## The request
Swap every "question-line" in the rows below for "exam-line", leaving everything else unchanged.

*-*-*

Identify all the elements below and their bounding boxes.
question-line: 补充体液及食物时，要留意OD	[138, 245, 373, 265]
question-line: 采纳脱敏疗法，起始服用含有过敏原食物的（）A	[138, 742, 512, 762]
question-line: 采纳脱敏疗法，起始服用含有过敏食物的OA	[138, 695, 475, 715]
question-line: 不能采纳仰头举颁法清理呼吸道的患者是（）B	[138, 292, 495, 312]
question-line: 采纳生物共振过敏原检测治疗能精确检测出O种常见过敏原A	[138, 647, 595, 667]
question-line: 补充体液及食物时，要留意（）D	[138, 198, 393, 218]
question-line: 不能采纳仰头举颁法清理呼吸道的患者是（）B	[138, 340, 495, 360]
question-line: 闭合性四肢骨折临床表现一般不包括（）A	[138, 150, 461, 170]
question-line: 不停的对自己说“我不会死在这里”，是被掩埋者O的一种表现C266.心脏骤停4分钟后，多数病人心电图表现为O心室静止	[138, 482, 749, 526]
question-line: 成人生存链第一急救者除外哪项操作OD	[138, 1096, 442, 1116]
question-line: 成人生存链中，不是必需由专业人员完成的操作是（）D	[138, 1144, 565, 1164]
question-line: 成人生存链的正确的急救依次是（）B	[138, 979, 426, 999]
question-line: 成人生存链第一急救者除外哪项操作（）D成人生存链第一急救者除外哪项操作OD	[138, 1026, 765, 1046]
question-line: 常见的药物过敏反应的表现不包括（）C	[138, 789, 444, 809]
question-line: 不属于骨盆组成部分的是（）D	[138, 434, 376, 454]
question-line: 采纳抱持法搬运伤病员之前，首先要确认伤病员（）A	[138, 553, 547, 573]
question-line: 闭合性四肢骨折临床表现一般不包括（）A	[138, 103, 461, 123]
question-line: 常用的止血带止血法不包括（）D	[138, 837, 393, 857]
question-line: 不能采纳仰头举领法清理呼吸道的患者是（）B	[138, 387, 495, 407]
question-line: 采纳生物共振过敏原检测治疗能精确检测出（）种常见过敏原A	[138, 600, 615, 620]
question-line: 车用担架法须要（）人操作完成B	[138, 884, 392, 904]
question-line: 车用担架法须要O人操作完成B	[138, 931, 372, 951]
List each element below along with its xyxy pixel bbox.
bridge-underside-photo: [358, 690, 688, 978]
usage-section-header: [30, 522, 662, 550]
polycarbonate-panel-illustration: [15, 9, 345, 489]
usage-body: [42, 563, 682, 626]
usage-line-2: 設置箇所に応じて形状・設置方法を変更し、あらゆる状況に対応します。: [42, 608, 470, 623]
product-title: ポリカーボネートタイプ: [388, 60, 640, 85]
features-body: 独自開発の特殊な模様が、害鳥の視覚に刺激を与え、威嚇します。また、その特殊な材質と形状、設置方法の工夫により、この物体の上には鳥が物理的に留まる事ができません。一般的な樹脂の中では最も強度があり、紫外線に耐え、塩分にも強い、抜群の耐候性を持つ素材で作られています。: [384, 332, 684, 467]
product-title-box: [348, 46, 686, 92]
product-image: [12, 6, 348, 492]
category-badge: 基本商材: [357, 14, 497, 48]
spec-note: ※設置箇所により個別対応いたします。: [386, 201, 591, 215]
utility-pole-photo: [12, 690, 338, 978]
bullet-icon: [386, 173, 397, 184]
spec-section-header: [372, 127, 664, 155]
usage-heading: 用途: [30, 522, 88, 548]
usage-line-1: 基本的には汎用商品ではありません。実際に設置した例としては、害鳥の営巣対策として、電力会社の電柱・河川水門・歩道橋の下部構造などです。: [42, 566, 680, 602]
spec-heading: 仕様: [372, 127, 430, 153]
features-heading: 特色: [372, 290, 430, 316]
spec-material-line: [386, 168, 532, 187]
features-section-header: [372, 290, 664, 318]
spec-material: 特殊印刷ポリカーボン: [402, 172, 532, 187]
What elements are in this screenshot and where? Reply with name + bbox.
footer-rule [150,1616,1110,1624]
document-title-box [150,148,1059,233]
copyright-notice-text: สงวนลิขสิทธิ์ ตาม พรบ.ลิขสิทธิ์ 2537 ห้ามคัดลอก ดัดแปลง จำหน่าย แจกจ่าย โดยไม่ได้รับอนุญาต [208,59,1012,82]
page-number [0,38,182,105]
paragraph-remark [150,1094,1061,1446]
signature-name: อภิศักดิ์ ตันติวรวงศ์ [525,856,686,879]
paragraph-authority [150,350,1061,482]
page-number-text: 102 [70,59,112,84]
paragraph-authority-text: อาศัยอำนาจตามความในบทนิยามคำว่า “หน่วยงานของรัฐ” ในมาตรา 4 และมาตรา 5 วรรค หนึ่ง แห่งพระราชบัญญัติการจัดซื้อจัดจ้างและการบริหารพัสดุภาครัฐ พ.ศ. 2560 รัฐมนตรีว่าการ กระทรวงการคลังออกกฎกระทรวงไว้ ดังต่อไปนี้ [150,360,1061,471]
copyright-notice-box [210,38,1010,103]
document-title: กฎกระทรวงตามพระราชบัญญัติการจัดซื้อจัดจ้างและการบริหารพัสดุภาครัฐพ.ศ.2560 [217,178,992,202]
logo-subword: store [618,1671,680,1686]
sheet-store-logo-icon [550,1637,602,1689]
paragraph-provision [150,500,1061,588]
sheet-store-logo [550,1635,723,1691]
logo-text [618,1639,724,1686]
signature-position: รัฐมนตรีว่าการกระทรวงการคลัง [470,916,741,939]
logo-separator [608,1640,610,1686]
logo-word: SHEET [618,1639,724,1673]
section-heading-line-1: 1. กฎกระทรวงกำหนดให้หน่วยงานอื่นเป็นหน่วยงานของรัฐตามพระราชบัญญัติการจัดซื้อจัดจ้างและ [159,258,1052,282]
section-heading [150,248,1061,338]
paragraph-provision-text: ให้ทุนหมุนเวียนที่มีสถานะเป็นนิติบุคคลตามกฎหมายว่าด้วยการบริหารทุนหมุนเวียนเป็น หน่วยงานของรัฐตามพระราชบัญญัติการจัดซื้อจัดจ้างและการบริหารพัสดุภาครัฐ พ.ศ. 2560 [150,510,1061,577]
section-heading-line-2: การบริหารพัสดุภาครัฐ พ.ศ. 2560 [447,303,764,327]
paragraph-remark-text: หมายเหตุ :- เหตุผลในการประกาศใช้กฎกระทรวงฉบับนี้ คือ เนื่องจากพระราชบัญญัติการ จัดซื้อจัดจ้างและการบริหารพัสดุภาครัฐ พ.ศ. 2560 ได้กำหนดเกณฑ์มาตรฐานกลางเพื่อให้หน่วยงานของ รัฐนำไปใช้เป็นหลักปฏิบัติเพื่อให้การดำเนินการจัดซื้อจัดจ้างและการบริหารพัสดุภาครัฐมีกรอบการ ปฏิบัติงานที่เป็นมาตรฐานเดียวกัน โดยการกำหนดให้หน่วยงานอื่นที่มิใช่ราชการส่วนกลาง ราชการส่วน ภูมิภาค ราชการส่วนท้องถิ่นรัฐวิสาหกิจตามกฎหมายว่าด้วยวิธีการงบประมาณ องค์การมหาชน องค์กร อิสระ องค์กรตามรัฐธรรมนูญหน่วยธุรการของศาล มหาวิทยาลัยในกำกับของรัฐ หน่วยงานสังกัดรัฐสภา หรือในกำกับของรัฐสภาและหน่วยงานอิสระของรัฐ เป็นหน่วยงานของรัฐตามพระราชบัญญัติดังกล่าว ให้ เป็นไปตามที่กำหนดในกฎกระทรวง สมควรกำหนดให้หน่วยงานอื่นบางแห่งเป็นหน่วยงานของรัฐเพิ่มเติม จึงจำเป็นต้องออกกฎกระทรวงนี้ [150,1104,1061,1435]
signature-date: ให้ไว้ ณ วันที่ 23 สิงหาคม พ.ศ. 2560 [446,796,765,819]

*-*-*

## Full answer
Identify all the elements below and their bounding boxes.
exam-line: 补充体液及食物时，要留意OD	[138, 245, 373, 265]
exam-line: 采纳脱敏疗法，起始服用含有过敏原食物的（）A	[138, 742, 512, 762]
exam-line: 采纳脱敏疗法，起始服用含有过敏食物的OA	[138, 695, 475, 715]
exam-line: 不能采纳仰头举颁法清理呼吸道的患者是（）B	[138, 292, 495, 312]
exam-line: 采纳生物共振过敏原检测治疗能精确检测出O种常见过敏原A	[138, 647, 595, 667]
exam-line: 补充体液及食物时，要留意（）D	[138, 198, 393, 218]
exam-line: 不能采纳仰头举颁法清理呼吸道的患者是（）B	[138, 340, 495, 360]
exam-line: 闭合性四肢骨折临床表现一般不包括（）A	[138, 150, 461, 170]
exam-line: 不停的对自己说“我不会死在这里”，是被掩埋者O的一种表现C266.心脏骤停4分钟后，多数病人心电图表现为O心室静止	[138, 482, 749, 526]
exam-line: 成人生存链第一急救者除外哪项操作OD	[138, 1096, 442, 1116]
exam-line: 成人生存链中，不是必需由专业人员完成的操作是（）D	[138, 1144, 565, 1164]
exam-line: 成人生存链的正确的急救依次是（）B	[138, 979, 426, 999]
exam-line: 成人生存链第一急救者除外哪项操作（）D成人生存链第一急救者除外哪项操作OD	[138, 1026, 765, 1046]
exam-line: 常见的药物过敏反应的表现不包括（）C	[138, 789, 444, 809]
exam-line: 不属于骨盆组成部分的是（）D	[138, 434, 376, 454]
exam-line: 采纳抱持法搬运伤病员之前，首先要确认伤病员（）A	[138, 553, 547, 573]
exam-line: 闭合性四肢骨折临床表现一般不包括（）A	[138, 103, 461, 123]
exam-line: 常用的止血带止血法不包括（）D	[138, 837, 393, 857]
exam-line: 不能采纳仰头举领法清理呼吸道的患者是（）B	[138, 387, 495, 407]
exam-line: 采纳生物共振过敏原检测治疗能精确检测出（）种常见过敏原A	[138, 600, 615, 620]
exam-line: 车用担架法须要（）人操作完成B	[138, 884, 392, 904]
exam-line: 车用担架法须要O人操作完成B	[138, 931, 372, 951]
List each element below along with its xyxy pixel bbox.
bridge-underside-photo: [358, 690, 688, 978]
usage-section-header: [30, 522, 662, 550]
polycarbonate-panel-illustration: [15, 9, 345, 489]
usage-body: [42, 563, 682, 626]
usage-line-2: 設置箇所に応じて形状・設置方法を変更し、あらゆる状況に対応します。: [42, 608, 470, 623]
product-title: ポリカーボネートタイプ: [388, 60, 640, 85]
features-body: 独自開発の特殊な模様が、害鳥の視覚に刺激を与え、威嚇します。また、その特殊な材質と形状、設置方法の工夫により、この物体の上には鳥が物理的に留まる事ができません。一般的な樹脂の中では最も強度があり、紫外線に耐え、塩分にも強い、抜群の耐候性を持つ素材で作られています。: [384, 332, 684, 467]
product-title-box: [348, 46, 686, 92]
product-image: [12, 6, 348, 492]
category-badge: 基本商材: [357, 14, 497, 48]
spec-note: ※設置箇所により個別対応いたします。: [386, 201, 591, 215]
utility-pole-photo: [12, 690, 338, 978]
bullet-icon: [386, 173, 397, 184]
spec-section-header: [372, 127, 664, 155]
usage-heading: 用途: [30, 522, 88, 548]
usage-line-1: 基本的には汎用商品ではありません。実際に設置した例としては、害鳥の営巣対策として、電力会社の電柱・河川水門・歩道橋の下部構造などです。: [42, 566, 680, 602]
spec-heading: 仕様: [372, 127, 430, 153]
features-heading: 特色: [372, 290, 430, 316]
spec-material-line: [386, 168, 532, 187]
features-section-header: [372, 290, 664, 318]
spec-material: 特殊印刷ポリカーボン: [402, 172, 532, 187]
What elements are in this screenshot and where? Reply with name + bbox.
footer-rule [150,1616,1110,1624]
document-title-box [150,148,1059,233]
copyright-notice-text: สงวนลิขสิทธิ์ ตาม พรบ.ลิขสิทธิ์ 2537 ห้ามคัดลอก ดัดแปลง จำหน่าย แจกจ่าย โดยไม่ได้รับอนุญาต [208,59,1012,82]
page-number [0,38,182,105]
paragraph-remark [150,1094,1061,1446]
signature-name: อภิศักดิ์ ตันติวรวงศ์ [525,856,686,879]
paragraph-authority [150,350,1061,482]
page-number-text: 102 [70,59,112,84]
paragraph-authority-text: อาศัยอำนาจตามความในบทนิยามคำว่า “หน่วยงานของรัฐ” ในมาตรา 4 และมาตรา 5 วรรค หนึ่ง แห่งพระราชบัญญัติการจัดซื้อจัดจ้างและการบริหารพัสดุภาครัฐ พ.ศ. 2560 รัฐมนตรีว่าการ กระทรวงการคลังออกกฎกระทรวงไว้ ดังต่อไปนี้ [150,360,1061,471]
copyright-notice-box [210,38,1010,103]
document-title: กฎกระทรวงตามพระราชบัญญัติการจัดซื้อจัดจ้างและการบริหารพัสดุภาครัฐพ.ศ.2560 [217,178,992,202]
logo-subword: store [618,1671,680,1686]
sheet-store-logo-icon [550,1637,602,1689]
paragraph-provision [150,500,1061,588]
sheet-store-logo [550,1635,723,1691]
logo-text [618,1639,724,1686]
signature-position: รัฐมนตรีว่าการกระทรวงการคลัง [470,916,741,939]
logo-separator [608,1640,610,1686]
logo-word: SHEET [618,1639,724,1673]
section-heading-line-1: 1. กฎกระทรวงกำหนดให้หน่วยงานอื่นเป็นหน่วยงานของรัฐตามพระราชบัญญัติการจัดซื้อจัดจ้างและ [159,258,1052,282]
section-heading [150,248,1061,338]
paragraph-provision-text: ให้ทุนหมุนเวียนที่มีสถานะเป็นนิติบุคคลตามกฎหมายว่าด้วยการบริหารทุนหมุนเวียนเป็น หน่วยงานของรัฐตามพระราชบัญญัติการจัดซื้อจัดจ้างและการบริหารพัสดุภาครัฐ พ.ศ. 2560 [150,510,1061,577]
section-heading-line-2: การบริหารพัสดุภาครัฐ พ.ศ. 2560 [447,303,764,327]
paragraph-remark-text: หมายเหตุ :- เหตุผลในการประกาศใช้กฎกระทรวงฉบับนี้ คือ เนื่องจากพระราชบัญญัติการ จัดซื้อจัดจ้างและการบริหารพัสดุภาครัฐ พ.ศ. 2560 ได้กำหนดเกณฑ์มาตรฐานกลางเพื่อให้หน่วยงานของ รัฐนำไปใช้เป็นหลักปฏิบัติเพื่อให้การดำเนินการจัดซื้อจัดจ้างและการบริหารพัสดุภาครัฐมีกรอบการ ปฏิบัติงานที่เป็นมาตรฐานเดียวกัน โดยการกำหนดให้หน่วยงานอื่นที่มิใช่ราชการส่วนกลาง ราชการส่วน ภูมิภาค ราชการส่วนท้องถิ่นรัฐวิสาหกิจตามกฎหมายว่าด้วยวิธีการงบประมาณ องค์การมหาชน องค์กร อิสระ องค์กรตามรัฐธรรมนูญหน่วยธุรการของศาล มหาวิทยาลัยในกำกับของรัฐ หน่วยงานสังกัดรัฐสภา หรือในกำกับของรัฐสภาและหน่วยงานอิสระของรัฐ เป็นหน่วยงานของรัฐตามพระราชบัญญัติดังกล่าว ให้ เป็นไปตามที่กำหนดในกฎกระทรวง สมควรกำหนดให้หน่วยงานอื่นบางแห่งเป็นหน่วยงานของรัฐเพิ่มเติม จึงจำเป็นต้องออกกฎกระทรวงนี้ [150,1104,1061,1435]
signature-date: ให้ไว้ ณ วันที่ 23 สิงหาคม พ.ศ. 2560 [446,796,765,819]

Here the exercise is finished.